--- START OF Supplied data ---
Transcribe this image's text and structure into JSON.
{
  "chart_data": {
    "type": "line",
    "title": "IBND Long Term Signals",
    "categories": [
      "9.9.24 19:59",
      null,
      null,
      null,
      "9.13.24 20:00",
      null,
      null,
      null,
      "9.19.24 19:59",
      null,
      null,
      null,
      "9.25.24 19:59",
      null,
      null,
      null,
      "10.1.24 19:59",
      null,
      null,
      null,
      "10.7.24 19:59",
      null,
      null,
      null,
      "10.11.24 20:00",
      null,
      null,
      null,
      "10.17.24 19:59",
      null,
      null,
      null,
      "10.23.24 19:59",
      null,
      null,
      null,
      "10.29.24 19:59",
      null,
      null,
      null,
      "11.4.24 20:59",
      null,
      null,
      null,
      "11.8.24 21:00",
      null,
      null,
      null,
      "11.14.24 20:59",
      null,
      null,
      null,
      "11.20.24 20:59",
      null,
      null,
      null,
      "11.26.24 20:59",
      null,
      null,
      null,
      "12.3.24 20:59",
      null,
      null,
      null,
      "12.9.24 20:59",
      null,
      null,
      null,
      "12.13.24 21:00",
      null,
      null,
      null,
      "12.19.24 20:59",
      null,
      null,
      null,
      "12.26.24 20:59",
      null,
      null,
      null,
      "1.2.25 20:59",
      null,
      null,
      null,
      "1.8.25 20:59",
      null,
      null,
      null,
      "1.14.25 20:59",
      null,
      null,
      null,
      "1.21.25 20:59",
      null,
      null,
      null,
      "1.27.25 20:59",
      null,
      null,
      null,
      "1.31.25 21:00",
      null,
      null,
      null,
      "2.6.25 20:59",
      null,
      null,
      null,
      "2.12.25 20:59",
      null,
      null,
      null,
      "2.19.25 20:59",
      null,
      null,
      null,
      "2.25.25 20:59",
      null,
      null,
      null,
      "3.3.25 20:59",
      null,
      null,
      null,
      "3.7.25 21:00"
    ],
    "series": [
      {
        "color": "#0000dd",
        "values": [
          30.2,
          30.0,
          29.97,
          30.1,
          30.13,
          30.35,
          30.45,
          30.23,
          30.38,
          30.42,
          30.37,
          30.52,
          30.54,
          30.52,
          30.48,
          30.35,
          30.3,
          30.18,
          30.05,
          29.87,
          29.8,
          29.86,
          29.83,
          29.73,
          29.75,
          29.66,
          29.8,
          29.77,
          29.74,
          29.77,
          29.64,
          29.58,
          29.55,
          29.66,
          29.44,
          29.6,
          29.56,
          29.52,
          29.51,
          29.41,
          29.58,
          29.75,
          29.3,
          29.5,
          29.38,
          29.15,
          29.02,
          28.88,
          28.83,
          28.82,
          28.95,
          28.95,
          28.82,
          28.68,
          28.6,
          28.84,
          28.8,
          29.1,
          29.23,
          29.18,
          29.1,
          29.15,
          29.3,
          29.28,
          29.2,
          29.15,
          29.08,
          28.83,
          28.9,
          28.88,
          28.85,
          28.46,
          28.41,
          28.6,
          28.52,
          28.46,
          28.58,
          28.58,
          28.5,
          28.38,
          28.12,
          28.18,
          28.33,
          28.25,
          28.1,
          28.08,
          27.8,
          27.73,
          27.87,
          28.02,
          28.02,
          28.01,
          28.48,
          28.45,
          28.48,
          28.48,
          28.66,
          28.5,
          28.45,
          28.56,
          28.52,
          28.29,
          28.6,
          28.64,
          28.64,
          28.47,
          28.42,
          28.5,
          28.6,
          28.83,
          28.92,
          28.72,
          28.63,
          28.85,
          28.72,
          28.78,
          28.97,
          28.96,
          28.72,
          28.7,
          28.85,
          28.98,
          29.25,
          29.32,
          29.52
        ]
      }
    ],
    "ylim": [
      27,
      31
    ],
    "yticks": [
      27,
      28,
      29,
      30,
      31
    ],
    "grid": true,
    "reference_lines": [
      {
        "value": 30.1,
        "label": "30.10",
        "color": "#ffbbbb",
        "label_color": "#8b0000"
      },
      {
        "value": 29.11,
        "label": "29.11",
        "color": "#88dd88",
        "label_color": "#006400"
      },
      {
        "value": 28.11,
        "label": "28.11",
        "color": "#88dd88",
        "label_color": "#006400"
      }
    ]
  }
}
--- END OF Supplied data ---
* **What the exercise asks**
Reproduce the complete set of lines precisely as supplied.

* **Correct response**
Transcribe this image's text and structure into JSON.
{
  "chart_data": {
    "type": "line",
    "title": "IBND Long Term Signals",
    "categories": [
      "9.9.24 19:59",
      null,
      null,
      null,
      "9.13.24 20:00",
      null,
      null,
      null,
      "9.19.24 19:59",
      null,
      null,
      null,
      "9.25.24 19:59",
      null,
      null,
      null,
      "10.1.24 19:59",
      null,
      null,
      null,
      "10.7.24 19:59",
      null,
      null,
      null,
      "10.11.24 20:00",
      null,
      null,
      null,
      "10.17.24 19:59",
      null,
      null,
      null,
      "10.23.24 19:59",
      null,
      null,
      null,
      "10.29.24 19:59",
      null,
      null,
      null,
      "11.4.24 20:59",
      null,
      null,
      null,
      "11.8.24 21:00",
      null,
      null,
      null,
      "11.14.24 20:59",
      null,
      null,
      null,
      "11.20.24 20:59",
      null,
      null,
      null,
      "11.26.24 20:59",
      null,
      null,
      null,
      "12.3.24 20:59",
      null,
      null,
      null,
      "12.9.24 20:59",
      null,
      null,
      null,
      "12.13.24 21:00",
      null,
      null,
      null,
      "12.19.24 20:59",
      null,
      null,
      null,
      "12.26.24 20:59",
      null,
      null,
      null,
      "1.2.25 20:59",
      null,
      null,
      null,
      "1.8.25 20:59",
      null,
      null,
      null,
      "1.14.25 20:59",
      null,
      null,
      null,
      "1.21.25 20:59",
      null,
      null,
      null,
      "1.27.25 20:59",
      null,
      null,
      null,
      "1.31.25 21:00",
      null,
      null,
      null,
      "2.6.25 20:59",
      null,
      null,
      null,
      "2.12.25 20:59",
      null,
      null,
      null,
      "2.19.25 20:59",
      null,
      null,
      null,
      "2.25.25 20:59",
      null,
      null,
      null,
      "3.3.25 20:59",
      null,
      null,
      null,
      "3.7.25 21:00"
    ],
    "series": [
      {
        "color": "#0000dd",
        "values": [
          30.2,
          30.0,
          29.97,
          30.1,
          30.13,
          30.35,
          30.45,
          30.23,
          30.38,
          30.42,
          30.37,
          30.52,
          30.54,
          30.52,
          30.48,
          30.35,
          30.3,
          30.18,
          30.05,
          29.87,
          29.8,
          29.86,
          29.83,
          29.73,
          29.75,
          29.66,
          29.8,
          29.77,
          29.74,
          29.77,
          29.64,
          29.58,
          29.55,
          29.66,
          29.44,
          29.6,
          29.56,
          29.52,
          29.51,
          29.41,
          29.58,
          29.75,
          29.3,
          29.5,
          29.38,
          29.15,
          29.02,
          28.88,
          28.83,
          28.82,
          28.95,
          28.95,
          28.82,
          28.68,
          28.6,
          28.84,
          28.8,
          29.1,
          29.23,
          29.18,
          29.1,
          29.15,
          29.3,
          29.28,
          29.2,
          29.15,
          29.08,
          28.83,
          28.9,
          28.88,
          28.85,
          28.46,
          28.41,
          28.6,
          28.52,
          28.46,
          28.58,
          28.58,
          28.5,
          28.38,
          28.12,
          28.18,
          28.33,
          28.25,
          28.1,
          28.08,
          27.8,
          27.73,
          27.87,
          28.02,
          28.02,
          28.01,
          28.48,
          28.45,
          28.48,
          28.48,
          28.66,
          28.5,
          28.45,
          28.56,
          28.52,
          28.29,
          28.6,
          28.64,
          28.64,
          28.47,
          28.42,
          28.5,
          28.6,
          28.83,
          28.92,
          28.72,
          28.63,
          28.85,
          28.72,
          28.78,
          28.97,
          28.96,
          28.72,
          28.7,
          28.85,
          28.98,
          29.25,
          29.32,
          29.52
        ]
      }
    ],
    "ylim": [
      27,
      31
    ],
    "yticks": [
      27,
      28,
      29,
      30,
      31
    ],
    "grid": true,
    "reference_lines": [
      {
        "value": 30.1,
        "label": "30.10",
        "color": "#ffbbbb",
        "label_color": "#8b0000"
      },
      {
        "value": 29.11,
        "label": "29.11",
        "color": "#88dd88",
        "label_color": "#006400"
      },
      {
        "value": 28.11,
        "label": "28.11",
        "color": "#88dd88",
        "label_color": "#006400"
      }
    ]
  }
}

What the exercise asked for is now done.